ENTRIES SHOWN:
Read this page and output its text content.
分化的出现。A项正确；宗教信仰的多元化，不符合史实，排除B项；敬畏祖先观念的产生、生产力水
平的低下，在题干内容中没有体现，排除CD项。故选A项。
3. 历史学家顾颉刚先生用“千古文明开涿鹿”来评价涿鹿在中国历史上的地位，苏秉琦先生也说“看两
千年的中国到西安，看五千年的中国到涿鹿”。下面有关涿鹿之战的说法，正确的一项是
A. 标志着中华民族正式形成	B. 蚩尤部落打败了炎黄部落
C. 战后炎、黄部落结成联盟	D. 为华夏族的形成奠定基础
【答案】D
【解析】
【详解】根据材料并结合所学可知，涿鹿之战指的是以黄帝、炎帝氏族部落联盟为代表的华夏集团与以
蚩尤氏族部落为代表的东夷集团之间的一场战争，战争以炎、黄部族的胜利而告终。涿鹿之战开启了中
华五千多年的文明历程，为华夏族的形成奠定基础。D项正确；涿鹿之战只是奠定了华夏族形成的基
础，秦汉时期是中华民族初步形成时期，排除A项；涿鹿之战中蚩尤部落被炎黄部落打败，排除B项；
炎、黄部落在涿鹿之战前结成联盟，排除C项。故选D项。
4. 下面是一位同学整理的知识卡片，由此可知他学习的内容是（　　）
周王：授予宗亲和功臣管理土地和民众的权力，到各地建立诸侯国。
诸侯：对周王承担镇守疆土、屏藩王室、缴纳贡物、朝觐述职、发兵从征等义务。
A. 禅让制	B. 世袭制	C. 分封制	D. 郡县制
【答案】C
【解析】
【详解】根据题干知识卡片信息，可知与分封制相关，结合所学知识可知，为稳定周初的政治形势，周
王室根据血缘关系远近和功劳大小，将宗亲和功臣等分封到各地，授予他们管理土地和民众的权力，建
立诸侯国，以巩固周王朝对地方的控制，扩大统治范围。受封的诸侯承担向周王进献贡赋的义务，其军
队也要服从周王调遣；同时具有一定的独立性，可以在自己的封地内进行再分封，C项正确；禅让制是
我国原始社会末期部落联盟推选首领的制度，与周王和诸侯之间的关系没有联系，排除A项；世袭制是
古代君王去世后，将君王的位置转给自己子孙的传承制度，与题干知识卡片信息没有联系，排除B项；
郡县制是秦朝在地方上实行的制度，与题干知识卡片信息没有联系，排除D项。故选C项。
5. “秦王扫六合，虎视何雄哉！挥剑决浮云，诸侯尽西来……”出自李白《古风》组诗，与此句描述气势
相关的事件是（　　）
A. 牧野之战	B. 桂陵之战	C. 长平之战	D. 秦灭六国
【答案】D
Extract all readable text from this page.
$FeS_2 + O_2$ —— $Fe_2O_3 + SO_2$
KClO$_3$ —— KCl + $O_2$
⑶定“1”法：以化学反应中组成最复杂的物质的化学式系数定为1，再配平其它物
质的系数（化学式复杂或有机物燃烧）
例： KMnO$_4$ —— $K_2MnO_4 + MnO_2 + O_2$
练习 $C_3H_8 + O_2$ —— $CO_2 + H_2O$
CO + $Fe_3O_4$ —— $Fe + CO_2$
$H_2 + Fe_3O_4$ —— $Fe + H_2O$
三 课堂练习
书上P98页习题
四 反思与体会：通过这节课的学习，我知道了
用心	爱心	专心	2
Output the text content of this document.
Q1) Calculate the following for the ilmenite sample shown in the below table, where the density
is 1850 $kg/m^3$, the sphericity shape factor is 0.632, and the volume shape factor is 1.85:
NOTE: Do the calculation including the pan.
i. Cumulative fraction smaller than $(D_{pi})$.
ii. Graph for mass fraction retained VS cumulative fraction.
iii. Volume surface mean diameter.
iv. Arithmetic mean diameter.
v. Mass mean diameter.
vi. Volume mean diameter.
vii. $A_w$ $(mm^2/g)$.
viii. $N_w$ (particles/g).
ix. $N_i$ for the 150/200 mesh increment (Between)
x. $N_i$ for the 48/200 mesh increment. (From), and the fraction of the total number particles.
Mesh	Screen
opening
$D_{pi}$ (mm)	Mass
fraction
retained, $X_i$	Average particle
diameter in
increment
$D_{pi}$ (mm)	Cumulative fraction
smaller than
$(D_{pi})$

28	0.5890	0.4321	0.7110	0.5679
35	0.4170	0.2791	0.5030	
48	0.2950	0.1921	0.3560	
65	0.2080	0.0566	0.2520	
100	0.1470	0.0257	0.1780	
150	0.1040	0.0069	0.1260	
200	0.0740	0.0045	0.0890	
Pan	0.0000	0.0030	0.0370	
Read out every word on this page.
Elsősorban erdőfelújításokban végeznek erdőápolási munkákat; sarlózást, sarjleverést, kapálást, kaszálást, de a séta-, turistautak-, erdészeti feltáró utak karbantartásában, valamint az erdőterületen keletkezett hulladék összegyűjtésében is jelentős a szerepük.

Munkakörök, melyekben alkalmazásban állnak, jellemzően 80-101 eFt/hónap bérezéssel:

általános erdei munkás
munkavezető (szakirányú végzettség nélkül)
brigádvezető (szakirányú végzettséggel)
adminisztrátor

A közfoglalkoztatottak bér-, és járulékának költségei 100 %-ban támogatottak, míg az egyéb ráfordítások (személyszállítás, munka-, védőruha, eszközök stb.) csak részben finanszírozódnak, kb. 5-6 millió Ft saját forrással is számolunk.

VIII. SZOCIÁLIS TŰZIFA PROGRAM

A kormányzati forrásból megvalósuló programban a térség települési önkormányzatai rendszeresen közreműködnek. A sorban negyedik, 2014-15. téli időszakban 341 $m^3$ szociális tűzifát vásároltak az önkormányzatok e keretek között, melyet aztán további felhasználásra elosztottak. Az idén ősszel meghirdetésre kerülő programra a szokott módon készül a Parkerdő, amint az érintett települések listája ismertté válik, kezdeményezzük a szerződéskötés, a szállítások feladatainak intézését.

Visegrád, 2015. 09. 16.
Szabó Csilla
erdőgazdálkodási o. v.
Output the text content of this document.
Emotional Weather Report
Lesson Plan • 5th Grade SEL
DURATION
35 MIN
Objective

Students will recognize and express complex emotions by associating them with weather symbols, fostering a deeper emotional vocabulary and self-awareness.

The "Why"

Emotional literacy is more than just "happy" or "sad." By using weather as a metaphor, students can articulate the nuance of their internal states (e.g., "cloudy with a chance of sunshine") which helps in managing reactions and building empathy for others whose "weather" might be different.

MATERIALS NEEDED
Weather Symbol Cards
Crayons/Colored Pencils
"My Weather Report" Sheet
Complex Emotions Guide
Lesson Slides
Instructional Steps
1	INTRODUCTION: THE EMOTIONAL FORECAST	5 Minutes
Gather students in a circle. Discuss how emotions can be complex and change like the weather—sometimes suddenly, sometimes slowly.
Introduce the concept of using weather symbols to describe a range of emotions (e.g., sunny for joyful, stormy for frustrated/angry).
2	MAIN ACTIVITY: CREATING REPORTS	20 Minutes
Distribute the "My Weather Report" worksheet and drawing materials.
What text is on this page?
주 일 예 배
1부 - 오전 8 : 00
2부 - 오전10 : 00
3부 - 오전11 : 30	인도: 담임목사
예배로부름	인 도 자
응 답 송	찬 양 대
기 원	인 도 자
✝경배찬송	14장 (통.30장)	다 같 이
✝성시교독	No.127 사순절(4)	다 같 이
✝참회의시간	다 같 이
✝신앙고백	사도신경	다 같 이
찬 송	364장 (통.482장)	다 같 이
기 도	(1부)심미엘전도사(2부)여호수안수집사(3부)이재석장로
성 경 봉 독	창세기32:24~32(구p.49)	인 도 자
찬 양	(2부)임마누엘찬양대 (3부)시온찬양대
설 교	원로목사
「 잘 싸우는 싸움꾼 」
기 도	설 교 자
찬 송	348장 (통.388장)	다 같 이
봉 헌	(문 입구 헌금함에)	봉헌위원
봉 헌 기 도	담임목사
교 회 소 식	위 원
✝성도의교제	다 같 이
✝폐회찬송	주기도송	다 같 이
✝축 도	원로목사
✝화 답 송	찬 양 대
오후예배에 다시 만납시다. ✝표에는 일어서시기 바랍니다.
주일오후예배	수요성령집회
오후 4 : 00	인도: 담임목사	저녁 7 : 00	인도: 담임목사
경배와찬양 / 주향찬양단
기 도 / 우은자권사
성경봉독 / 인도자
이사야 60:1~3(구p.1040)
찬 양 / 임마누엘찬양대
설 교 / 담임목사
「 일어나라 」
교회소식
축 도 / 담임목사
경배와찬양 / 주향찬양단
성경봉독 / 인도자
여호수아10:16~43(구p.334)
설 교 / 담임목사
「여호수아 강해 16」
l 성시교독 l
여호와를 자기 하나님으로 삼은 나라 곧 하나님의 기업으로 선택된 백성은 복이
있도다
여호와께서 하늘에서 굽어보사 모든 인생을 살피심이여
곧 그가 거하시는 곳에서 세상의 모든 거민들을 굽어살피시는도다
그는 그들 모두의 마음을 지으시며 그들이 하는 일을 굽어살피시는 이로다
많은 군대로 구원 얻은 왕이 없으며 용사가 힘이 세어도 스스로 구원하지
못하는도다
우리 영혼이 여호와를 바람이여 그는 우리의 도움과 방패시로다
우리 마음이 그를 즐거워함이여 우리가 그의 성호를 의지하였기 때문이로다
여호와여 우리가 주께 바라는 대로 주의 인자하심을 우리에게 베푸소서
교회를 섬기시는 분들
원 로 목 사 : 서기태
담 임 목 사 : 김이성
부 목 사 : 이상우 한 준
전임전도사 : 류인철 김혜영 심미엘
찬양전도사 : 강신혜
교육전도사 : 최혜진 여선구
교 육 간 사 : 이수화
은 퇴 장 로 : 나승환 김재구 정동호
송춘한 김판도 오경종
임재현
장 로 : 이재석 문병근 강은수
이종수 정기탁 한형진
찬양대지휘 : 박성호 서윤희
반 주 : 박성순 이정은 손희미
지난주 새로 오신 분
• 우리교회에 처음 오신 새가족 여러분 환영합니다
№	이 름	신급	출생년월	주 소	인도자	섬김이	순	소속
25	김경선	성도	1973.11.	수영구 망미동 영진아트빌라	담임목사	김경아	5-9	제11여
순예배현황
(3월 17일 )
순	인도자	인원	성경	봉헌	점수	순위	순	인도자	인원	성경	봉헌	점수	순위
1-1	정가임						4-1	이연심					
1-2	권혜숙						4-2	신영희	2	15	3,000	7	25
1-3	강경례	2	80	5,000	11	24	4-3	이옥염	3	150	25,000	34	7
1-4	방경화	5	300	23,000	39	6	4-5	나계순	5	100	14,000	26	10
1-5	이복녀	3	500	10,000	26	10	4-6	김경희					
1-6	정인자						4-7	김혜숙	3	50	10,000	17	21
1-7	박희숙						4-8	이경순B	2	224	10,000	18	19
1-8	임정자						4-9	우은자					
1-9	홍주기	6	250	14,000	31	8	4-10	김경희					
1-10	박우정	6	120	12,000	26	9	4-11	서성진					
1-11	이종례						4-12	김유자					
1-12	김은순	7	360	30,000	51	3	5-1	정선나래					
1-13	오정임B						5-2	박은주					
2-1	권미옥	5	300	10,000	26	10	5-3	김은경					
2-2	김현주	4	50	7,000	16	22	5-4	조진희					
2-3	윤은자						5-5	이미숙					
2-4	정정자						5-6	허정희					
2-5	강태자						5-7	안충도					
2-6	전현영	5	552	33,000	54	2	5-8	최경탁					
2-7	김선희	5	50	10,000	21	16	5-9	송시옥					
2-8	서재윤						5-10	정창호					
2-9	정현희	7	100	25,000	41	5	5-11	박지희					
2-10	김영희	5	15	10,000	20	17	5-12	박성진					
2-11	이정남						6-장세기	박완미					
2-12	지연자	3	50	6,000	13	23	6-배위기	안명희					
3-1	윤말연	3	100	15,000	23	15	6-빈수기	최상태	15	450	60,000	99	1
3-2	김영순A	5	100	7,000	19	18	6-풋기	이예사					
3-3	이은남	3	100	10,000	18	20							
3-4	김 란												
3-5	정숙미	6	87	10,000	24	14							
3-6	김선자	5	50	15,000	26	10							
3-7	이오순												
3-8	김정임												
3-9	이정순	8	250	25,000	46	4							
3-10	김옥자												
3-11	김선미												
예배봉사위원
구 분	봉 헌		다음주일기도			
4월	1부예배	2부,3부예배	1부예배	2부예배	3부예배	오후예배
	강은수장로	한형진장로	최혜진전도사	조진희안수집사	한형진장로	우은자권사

REQUIRED WORK:
Using the entries above, find all lines with "우은자권사". Copy them.

FINAL ANSWER:
기 도 / 우은자권사
	강은수장로	한형진장로	최혜진전도사	조진희안수집사	한형진장로	우은자권사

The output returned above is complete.